Short exercise:
Lines from the one containing "What data was" through the last line of the data are to be repeated word for word, both ends included.

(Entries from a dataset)
****************

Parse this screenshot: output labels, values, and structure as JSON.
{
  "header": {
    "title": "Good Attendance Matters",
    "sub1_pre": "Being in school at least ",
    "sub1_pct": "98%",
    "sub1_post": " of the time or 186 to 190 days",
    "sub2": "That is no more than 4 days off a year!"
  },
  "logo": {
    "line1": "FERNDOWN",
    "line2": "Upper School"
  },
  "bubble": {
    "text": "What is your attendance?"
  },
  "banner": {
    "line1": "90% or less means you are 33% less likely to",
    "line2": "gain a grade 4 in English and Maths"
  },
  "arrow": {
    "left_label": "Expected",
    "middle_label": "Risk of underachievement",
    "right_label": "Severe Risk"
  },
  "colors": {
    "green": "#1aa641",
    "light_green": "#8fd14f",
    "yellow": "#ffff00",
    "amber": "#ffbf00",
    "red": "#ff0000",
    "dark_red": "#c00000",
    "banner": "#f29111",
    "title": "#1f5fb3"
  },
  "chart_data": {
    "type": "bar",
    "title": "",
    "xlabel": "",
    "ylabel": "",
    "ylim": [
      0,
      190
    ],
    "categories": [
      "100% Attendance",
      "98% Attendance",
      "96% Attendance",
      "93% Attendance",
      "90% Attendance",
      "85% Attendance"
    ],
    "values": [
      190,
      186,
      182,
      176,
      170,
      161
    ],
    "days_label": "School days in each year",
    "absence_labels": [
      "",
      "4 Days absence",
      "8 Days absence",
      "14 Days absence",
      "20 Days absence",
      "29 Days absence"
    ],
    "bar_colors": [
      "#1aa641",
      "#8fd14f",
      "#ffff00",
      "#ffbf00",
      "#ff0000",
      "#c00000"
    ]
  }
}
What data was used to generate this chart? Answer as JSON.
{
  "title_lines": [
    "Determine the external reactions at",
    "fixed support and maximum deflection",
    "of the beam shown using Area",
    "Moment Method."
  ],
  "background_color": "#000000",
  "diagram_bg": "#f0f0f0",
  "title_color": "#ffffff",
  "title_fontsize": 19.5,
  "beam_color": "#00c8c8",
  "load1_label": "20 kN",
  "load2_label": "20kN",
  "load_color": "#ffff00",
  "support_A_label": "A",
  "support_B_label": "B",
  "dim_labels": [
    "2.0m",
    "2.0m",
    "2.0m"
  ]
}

****************

Written response:
What data was used to generate this chart? Answer as JSON.
{
  "title_lines": [
    "Determine the external reactions at",
    "fixed support and maximum deflection",
    "of the beam shown using Area",
    "Moment Method."
  ],
  "background_color": "#000000",
  "diagram_bg": "#f0f0f0",
  "title_color": "#ffffff",
  "title_fontsize": 19.5,
  "beam_color": "#00c8c8",
  "load1_label": "20 kN",
  "load2_label": "20kN",
  "load_color": "#ffff00",
  "support_A_label": "A",
  "support_B_label": "B",
  "dim_labels": [
    "2.0m",
    "2.0m",
    "2.0m"
  ]
}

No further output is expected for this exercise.